Exercise directions → Rewrite every line of the rows below, putting "color-band" wherever "colorbar-segment" appears and changing nothing else.

— Start of Given data —

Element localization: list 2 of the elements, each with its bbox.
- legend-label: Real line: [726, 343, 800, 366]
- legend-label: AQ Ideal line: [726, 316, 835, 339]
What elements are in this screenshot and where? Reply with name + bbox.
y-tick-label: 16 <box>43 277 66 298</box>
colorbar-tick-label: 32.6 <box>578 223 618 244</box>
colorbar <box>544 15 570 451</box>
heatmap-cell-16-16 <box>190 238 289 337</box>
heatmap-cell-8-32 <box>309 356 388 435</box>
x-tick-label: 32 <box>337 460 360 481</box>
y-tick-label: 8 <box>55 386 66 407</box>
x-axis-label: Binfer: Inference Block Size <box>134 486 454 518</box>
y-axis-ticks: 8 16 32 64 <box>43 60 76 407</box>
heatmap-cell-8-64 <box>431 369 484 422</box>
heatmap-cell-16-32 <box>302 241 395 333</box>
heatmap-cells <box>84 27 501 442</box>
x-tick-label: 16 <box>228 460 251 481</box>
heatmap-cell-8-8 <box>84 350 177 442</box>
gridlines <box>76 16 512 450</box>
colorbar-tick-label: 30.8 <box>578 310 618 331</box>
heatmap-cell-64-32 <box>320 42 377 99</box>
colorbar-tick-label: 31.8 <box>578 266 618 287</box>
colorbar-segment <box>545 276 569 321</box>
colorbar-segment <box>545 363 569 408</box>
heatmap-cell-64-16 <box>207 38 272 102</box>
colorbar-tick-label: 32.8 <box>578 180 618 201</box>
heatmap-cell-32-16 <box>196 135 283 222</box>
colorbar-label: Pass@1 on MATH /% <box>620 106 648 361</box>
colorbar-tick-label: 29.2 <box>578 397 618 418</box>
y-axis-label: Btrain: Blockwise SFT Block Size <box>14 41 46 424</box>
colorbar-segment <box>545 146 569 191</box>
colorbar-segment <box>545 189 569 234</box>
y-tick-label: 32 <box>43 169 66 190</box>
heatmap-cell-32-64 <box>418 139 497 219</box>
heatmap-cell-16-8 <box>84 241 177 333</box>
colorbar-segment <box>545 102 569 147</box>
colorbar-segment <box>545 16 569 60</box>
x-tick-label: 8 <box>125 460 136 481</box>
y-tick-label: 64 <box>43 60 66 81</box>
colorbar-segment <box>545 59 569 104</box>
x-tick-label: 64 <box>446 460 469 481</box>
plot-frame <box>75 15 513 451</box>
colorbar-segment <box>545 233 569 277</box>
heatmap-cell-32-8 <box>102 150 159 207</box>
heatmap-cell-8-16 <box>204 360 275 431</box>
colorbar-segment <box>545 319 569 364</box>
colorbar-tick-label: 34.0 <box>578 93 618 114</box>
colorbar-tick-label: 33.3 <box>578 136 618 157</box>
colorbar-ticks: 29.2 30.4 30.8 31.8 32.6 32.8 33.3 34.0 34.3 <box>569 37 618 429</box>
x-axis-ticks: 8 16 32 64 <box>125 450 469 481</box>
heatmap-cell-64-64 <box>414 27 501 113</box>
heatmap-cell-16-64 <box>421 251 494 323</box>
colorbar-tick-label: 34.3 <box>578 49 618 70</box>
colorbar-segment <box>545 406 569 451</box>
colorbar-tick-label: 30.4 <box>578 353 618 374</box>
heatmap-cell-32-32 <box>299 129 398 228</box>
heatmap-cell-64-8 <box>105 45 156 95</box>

— End of Given data —

Written reply →
Element localization: list 2 of the elements, each with its bbox.
- legend-label: Real line: [726, 343, 800, 366]
- legend-label: AQ Ideal line: [726, 316, 835, 339]
What elements are in this screenshot and where? Reply with name + bbox.
y-tick-label: 16 <box>43 277 66 298</box>
colorbar-tick-label: 32.6 <box>578 223 618 244</box>
colorbar <box>544 15 570 451</box>
heatmap-cell-16-16 <box>190 238 289 337</box>
heatmap-cell-8-32 <box>309 356 388 435</box>
x-tick-label: 32 <box>337 460 360 481</box>
y-tick-label: 8 <box>55 386 66 407</box>
x-axis-label: Binfer: Inference Block Size <box>134 486 454 518</box>
y-axis-ticks: 8 16 32 64 <box>43 60 76 407</box>
heatmap-cell-8-64 <box>431 369 484 422</box>
heatmap-cell-16-32 <box>302 241 395 333</box>
heatmap-cells <box>84 27 501 442</box>
x-tick-label: 16 <box>228 460 251 481</box>
heatmap-cell-8-8 <box>84 350 177 442</box>
gridlines <box>76 16 512 450</box>
colorbar-tick-label: 30.8 <box>578 310 618 331</box>
heatmap-cell-64-32 <box>320 42 377 99</box>
colorbar-tick-label: 31.8 <box>578 266 618 287</box>
color-band <box>545 276 569 321</box>
color-band <box>545 363 569 408</box>
heatmap-cell-64-16 <box>207 38 272 102</box>
colorbar-tick-label: 32.8 <box>578 180 618 201</box>
heatmap-cell-32-16 <box>196 135 283 222</box>
colorbar-label: Pass@1 on MATH /% <box>620 106 648 361</box>
colorbar-tick-label: 29.2 <box>578 397 618 418</box>
y-axis-label: Btrain: Blockwise SFT Block Size <box>14 41 46 424</box>
color-band <box>545 146 569 191</box>
color-band <box>545 189 569 234</box>
y-tick-label: 32 <box>43 169 66 190</box>
heatmap-cell-32-64 <box>418 139 497 219</box>
heatmap-cell-16-8 <box>84 241 177 333</box>
color-band <box>545 102 569 147</box>
color-band <box>545 16 569 60</box>
x-tick-label: 8 <box>125 460 136 481</box>
y-tick-label: 64 <box>43 60 66 81</box>
color-band <box>545 59 569 104</box>
x-tick-label: 64 <box>446 460 469 481</box>
plot-frame <box>75 15 513 451</box>
color-band <box>545 233 569 277</box>
heatmap-cell-32-8 <box>102 150 159 207</box>
heatmap-cell-8-16 <box>204 360 275 431</box>
color-band <box>545 319 569 364</box>
colorbar-tick-label: 34.0 <box>578 93 618 114</box>
colorbar-tick-label: 33.3 <box>578 136 618 157</box>
colorbar-ticks: 29.2 30.4 30.8 31.8 32.6 32.8 33.3 34.0 34.3 <box>569 37 618 429</box>
x-axis-ticks: 8 16 32 64 <box>125 450 469 481</box>
heatmap-cell-64-64 <box>414 27 501 113</box>
heatmap-cell-16-64 <box>421 251 494 323</box>
colorbar-tick-label: 34.3 <box>578 49 618 70</box>
color-band <box>545 406 569 451</box>
colorbar-tick-label: 30.4 <box>578 353 618 374</box>
heatmap-cell-32-32 <box>299 129 398 228</box>
heatmap-cell-64-8 <box>105 45 156 95</box>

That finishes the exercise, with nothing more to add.